Data excerpts:
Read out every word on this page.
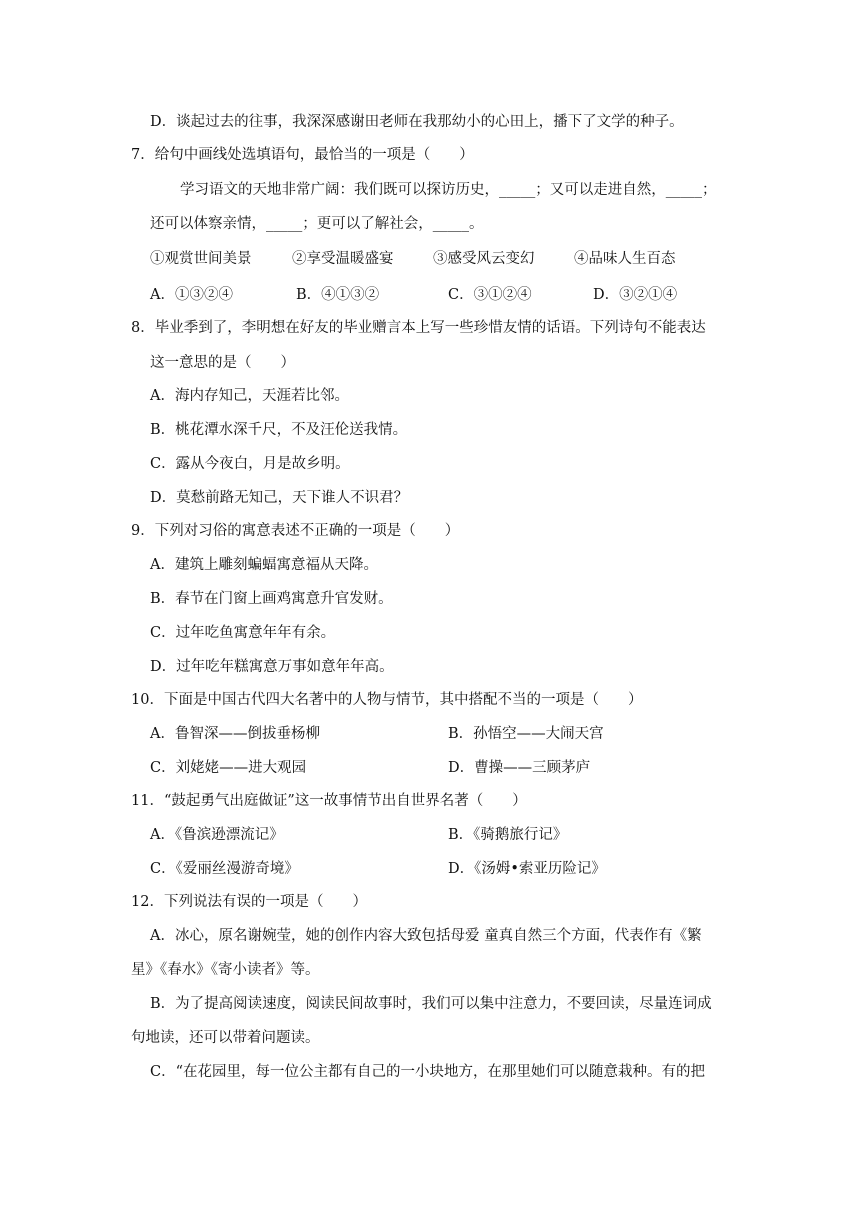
D．谈起过去的往事，我深深感谢田老师在我那幼小的心田上，播下了文学的种子。
7．给句中画线处选填语句，最恰当的一项是（　　）
学习语文的天地非常广阔：我们既可以探访历史，_____；又可以走进自然，_____；
还可以体察亲情，_____；更可以了解社会，_____。
①观赏世间美景	②享受温暖盛宴	③感受风云变幻	④品味人生百态
A．①③②④	B．④①③②	C．③①②④	D．③②①④
8．毕业季到了，李明想在好友的毕业赠言本上写一些珍惜友情的话语。下列诗句不能表达
这一意思的是（　　）
A．海内存知己，天涯若比邻。
B．桃花潭水深千尺，不及汪伦送我情。
C．露从今夜白，月是故乡明。
D．莫愁前路无知己，天下谁人不识君？
9．下列对习俗的寓意表述不正确的一项是（　　）
A．建筑上雕刻蝙蝠寓意福从天降。
B．春节在门窗上画鸡寓意升官发财。
C．过年吃鱼寓意年年有余。
D．过年吃年糕寓意万事如意年年高。
10．下面是中国古代四大名著中的人物与情节，其中搭配不当的一项是（　　）
A．鲁智深——倒拔垂杨柳	B．孙悟空——大闹天宫
C．刘姥姥——进大观园	D．曹操——三顾茅庐
11．“鼓起勇气出庭做证”这一故事情节出自世界名著（　　）
A．《鲁滨逊漂流记》	B．《骑鹅旅行记》
C．《爱丽丝漫游奇境》	D．《汤姆•索亚历险记》
12．下列说法有误的一项是（　　）
A．冰心，原名谢婉莹，她的创作内容大致包括母爱 童真自然三个方面，代表作有《繁
星》《春水》《寄小读者》等。
B．为了提高阅读速度，阅读民间故事时，我们可以集中注意力，不要回读，尽量连词成
句地读，还可以带着问题读。
C．“在花园里，每一位公主都有自己的一小块地方，在那里她们可以随意栽种。有的把
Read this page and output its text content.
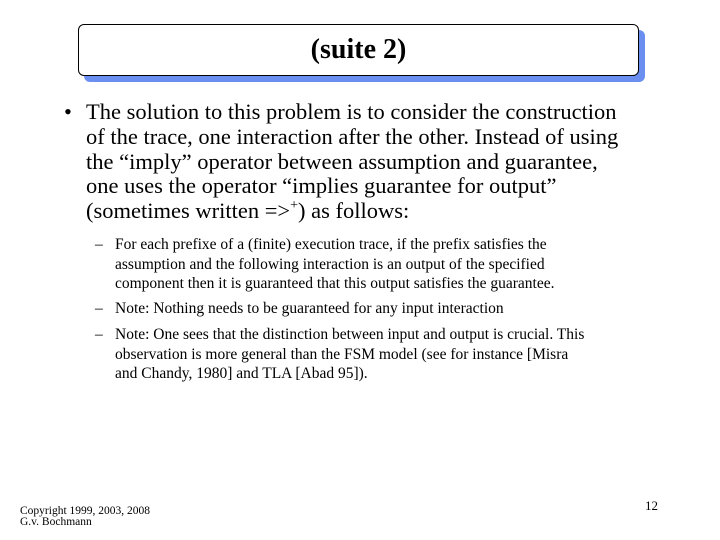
(suite 2)
• The solution to this problem is to consider the construction
of the trace, one interaction after the other. Instead of using
the “imply” operator between assumption and guarantee,
one uses the operator “implies guarantee for output”
(sometimes written =>+) as follows:
– For each prefixe of a (finite) execution trace, if the prefix satisfies the
assumption and the following interaction is an output of the specified
component then it is guaranteed that this output satisfies the guarantee.
– Note: Nothing needs to be guaranteed for any input interaction
– Note: One sees that the distinction between input and output is crucial. This
observation is more general than the FSM model (see for instance [Misra
and Chandy, 1980] and TLA [Abad 95]).
Copyright 1999, 2003, 2008
G.v. Bochmann
12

**Challenge**
Copy out each line of the data containing the string "guaranteed".

**Exercise solution**
component then it is guaranteed that this output satisfies the guarantee.
– Note: Nothing needs to be guaranteed for any input interaction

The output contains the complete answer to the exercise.